• [Exercise prompt]:
Revise the data beginning with the line that contains "y-tick-label: 40 — [66, 61, 83, 76]" and continuing through the line that contains "wind-direction-arrow — [179, 138, 188, 147]", putting "wind-arrow-tip" in place of "wind-arrow-head" and leaving all else unchanged. Reproduce only those lines.

(Records)

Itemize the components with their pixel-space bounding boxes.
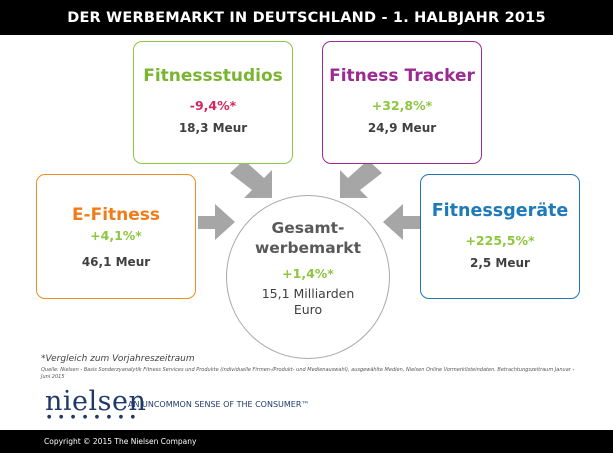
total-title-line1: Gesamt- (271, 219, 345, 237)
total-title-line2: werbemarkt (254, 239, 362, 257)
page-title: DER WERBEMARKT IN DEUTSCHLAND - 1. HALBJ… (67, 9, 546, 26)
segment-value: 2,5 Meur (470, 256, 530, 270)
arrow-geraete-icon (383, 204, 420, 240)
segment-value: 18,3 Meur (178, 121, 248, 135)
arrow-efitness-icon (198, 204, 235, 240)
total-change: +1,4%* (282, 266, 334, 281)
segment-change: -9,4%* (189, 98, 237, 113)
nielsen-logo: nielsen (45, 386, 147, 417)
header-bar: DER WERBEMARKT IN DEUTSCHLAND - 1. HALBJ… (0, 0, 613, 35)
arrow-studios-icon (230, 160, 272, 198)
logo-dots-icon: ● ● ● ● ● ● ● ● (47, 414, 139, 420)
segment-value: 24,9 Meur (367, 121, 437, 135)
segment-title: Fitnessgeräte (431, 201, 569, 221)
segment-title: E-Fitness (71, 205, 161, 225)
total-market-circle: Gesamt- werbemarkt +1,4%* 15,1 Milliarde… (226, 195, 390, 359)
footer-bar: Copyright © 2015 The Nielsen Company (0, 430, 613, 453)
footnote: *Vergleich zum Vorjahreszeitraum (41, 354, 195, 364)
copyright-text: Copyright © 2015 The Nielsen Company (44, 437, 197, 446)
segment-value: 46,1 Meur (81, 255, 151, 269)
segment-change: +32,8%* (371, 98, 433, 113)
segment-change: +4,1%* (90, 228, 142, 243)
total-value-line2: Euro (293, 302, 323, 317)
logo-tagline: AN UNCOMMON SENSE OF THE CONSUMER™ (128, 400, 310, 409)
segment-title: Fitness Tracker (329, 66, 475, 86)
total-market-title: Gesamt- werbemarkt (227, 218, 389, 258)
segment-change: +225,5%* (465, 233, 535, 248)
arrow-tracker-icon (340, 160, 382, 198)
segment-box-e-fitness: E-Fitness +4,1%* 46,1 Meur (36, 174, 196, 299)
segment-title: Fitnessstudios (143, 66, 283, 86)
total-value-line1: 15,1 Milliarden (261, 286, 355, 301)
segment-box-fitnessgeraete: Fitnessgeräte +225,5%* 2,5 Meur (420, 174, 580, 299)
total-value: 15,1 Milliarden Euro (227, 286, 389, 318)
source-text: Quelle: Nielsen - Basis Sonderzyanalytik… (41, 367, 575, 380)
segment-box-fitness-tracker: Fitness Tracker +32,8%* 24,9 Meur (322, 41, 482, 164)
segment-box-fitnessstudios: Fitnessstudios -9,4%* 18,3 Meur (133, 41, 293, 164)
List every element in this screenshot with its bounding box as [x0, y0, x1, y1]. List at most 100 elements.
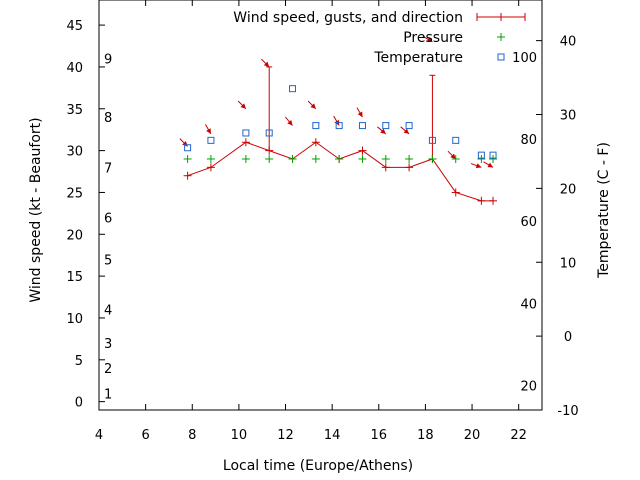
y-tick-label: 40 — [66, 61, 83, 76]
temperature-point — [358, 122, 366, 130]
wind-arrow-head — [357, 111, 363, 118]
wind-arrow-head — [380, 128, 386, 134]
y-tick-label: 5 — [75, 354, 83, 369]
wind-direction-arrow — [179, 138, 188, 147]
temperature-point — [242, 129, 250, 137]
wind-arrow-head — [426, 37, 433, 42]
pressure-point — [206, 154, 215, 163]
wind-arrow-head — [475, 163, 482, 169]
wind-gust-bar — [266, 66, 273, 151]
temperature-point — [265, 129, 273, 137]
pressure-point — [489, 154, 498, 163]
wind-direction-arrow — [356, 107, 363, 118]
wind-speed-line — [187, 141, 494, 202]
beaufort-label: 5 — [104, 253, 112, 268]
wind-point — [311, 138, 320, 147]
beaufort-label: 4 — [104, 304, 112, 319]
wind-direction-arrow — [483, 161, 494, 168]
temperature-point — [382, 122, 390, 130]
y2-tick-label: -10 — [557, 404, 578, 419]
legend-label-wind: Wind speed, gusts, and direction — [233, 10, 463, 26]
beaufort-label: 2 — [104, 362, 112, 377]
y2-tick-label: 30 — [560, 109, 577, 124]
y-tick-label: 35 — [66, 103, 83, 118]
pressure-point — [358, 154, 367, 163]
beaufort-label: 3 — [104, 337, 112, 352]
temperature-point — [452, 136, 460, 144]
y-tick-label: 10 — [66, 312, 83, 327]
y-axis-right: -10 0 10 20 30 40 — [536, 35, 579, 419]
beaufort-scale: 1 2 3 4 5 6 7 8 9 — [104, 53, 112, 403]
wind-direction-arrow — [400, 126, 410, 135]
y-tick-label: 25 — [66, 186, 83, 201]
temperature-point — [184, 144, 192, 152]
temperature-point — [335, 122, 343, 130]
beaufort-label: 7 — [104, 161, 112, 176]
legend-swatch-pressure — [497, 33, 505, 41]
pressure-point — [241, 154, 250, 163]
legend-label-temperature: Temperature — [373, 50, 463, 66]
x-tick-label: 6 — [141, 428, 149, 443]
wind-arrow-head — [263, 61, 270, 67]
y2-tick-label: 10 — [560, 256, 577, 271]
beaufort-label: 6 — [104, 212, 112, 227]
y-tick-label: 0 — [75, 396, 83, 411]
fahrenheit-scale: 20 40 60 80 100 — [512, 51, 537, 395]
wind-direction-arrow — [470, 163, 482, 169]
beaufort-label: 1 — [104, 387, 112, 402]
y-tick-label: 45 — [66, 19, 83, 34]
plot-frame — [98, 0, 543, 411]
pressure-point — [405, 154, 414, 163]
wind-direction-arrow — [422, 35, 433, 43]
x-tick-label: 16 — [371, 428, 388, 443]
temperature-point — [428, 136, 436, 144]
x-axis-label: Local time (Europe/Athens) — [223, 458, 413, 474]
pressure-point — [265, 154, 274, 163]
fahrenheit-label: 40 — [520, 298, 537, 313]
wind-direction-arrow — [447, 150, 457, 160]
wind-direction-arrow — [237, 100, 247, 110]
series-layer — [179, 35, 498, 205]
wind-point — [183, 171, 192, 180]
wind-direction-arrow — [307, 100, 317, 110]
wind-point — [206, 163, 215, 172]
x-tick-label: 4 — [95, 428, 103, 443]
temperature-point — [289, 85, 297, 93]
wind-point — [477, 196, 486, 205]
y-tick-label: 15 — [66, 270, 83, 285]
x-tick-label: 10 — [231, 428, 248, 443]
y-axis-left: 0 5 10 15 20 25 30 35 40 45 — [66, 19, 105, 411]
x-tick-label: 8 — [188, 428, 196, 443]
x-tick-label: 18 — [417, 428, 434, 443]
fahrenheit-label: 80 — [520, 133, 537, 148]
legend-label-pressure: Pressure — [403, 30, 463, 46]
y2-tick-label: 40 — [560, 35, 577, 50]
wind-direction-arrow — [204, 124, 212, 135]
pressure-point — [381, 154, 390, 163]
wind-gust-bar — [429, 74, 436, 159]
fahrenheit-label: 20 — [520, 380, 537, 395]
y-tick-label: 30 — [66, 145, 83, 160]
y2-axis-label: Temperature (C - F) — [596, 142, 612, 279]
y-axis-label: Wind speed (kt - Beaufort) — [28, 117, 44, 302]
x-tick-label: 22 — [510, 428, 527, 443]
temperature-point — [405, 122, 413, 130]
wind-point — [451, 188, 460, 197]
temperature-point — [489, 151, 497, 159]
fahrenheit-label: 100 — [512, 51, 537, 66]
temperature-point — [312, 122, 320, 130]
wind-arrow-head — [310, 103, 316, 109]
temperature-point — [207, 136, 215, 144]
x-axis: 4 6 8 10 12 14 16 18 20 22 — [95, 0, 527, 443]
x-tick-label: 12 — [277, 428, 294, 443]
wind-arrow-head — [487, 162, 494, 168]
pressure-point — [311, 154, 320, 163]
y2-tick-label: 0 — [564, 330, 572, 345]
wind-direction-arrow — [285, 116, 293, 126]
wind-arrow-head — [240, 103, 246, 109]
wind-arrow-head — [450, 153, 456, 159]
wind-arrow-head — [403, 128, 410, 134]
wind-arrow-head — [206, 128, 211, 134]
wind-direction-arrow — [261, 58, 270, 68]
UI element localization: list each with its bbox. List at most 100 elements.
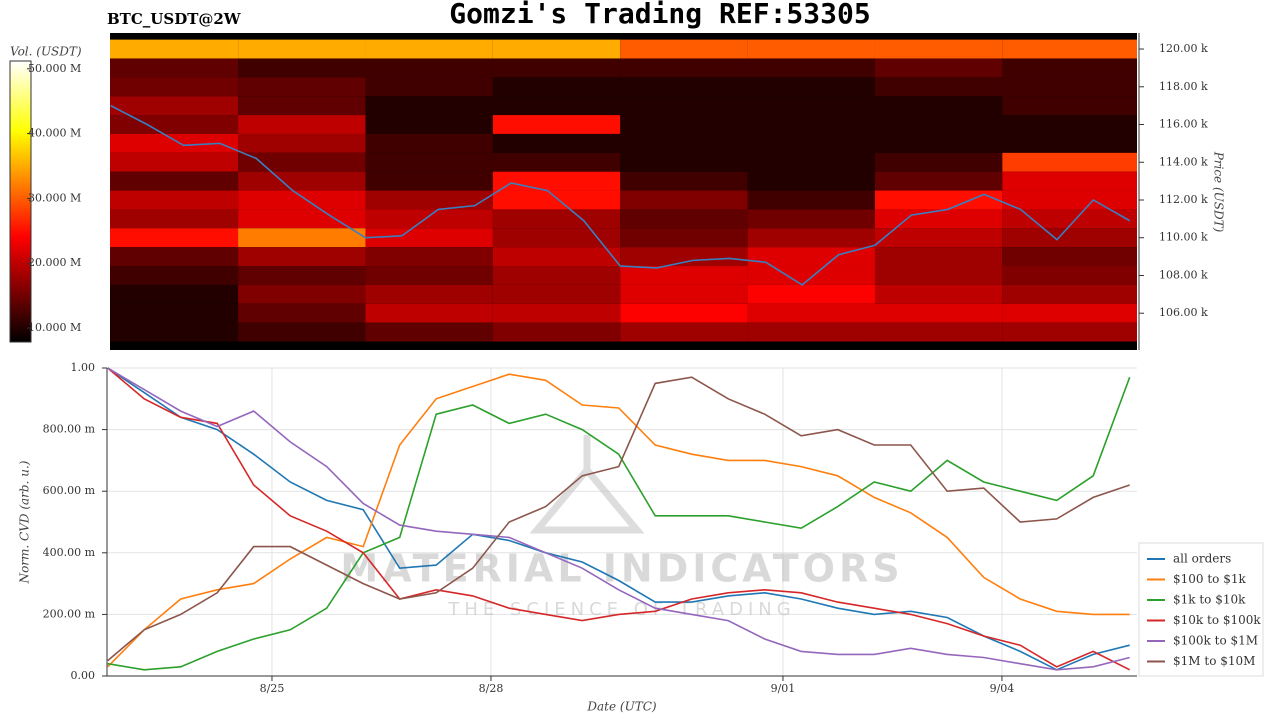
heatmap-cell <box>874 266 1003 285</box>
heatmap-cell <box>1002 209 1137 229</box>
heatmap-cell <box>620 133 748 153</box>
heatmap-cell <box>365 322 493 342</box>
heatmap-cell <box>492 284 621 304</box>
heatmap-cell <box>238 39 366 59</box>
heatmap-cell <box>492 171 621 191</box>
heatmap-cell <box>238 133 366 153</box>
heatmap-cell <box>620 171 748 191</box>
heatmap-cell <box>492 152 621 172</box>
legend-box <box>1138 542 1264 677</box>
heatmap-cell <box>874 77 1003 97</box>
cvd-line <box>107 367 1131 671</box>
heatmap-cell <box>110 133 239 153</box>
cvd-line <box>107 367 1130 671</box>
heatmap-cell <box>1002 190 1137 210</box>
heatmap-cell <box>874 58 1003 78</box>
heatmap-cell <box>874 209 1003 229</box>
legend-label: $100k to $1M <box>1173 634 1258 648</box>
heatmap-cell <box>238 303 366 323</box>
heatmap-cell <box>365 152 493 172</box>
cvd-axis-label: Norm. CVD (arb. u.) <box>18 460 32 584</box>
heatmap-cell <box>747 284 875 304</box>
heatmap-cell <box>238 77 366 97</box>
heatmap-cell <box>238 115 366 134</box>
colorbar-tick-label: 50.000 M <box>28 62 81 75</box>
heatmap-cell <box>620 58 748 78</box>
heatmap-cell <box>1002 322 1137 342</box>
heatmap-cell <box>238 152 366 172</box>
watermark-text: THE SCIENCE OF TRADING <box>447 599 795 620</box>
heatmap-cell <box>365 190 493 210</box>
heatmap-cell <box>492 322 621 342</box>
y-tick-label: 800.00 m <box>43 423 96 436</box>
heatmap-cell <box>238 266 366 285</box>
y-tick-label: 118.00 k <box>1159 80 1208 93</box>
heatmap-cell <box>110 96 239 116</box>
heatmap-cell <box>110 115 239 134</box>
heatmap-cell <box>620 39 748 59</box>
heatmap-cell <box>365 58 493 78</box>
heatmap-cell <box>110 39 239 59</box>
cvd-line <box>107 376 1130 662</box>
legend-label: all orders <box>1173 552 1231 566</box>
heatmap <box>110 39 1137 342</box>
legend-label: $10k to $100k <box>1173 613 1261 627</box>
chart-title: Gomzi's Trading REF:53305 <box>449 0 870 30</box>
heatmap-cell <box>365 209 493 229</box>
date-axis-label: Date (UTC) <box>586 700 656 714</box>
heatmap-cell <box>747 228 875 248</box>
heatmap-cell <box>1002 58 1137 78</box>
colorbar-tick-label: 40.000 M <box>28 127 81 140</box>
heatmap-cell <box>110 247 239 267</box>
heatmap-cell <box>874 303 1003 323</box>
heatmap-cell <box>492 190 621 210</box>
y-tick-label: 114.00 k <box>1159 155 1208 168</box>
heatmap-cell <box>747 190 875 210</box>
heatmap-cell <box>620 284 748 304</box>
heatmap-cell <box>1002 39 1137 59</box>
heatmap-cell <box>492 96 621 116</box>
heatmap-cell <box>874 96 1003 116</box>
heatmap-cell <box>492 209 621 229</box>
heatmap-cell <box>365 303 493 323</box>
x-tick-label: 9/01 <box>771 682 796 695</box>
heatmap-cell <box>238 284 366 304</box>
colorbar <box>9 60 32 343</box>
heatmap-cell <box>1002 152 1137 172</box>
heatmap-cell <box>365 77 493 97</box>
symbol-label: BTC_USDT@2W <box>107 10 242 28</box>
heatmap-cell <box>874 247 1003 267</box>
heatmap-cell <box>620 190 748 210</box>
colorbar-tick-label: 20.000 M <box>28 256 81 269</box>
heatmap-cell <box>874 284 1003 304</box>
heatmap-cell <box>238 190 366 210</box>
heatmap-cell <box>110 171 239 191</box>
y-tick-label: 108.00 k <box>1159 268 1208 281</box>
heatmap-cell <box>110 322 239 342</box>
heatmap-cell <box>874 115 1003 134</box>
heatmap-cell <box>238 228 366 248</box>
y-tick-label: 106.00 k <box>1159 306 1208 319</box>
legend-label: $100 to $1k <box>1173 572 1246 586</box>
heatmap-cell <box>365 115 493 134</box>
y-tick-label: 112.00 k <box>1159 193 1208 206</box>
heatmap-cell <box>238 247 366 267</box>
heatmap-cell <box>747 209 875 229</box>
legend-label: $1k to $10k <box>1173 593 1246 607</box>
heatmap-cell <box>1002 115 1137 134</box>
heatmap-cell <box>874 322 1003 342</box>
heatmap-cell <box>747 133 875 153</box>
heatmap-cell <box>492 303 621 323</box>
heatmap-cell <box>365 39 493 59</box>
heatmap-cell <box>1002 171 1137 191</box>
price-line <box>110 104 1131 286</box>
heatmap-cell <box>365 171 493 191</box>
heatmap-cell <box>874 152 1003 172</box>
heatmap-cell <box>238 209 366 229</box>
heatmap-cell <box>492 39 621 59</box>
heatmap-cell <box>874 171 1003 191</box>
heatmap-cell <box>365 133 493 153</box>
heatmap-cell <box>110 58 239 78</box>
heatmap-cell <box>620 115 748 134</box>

• [Task response]:
y-tick-label: 40 — [66, 61, 83, 76]
temperature-point — [358, 122, 366, 130]
wind-arrow-tip — [357, 111, 363, 118]
wind-arrow-tip — [380, 128, 386, 134]
y-tick-label: 5 — [75, 354, 83, 369]
wind-direction-arrow — [179, 138, 188, 147]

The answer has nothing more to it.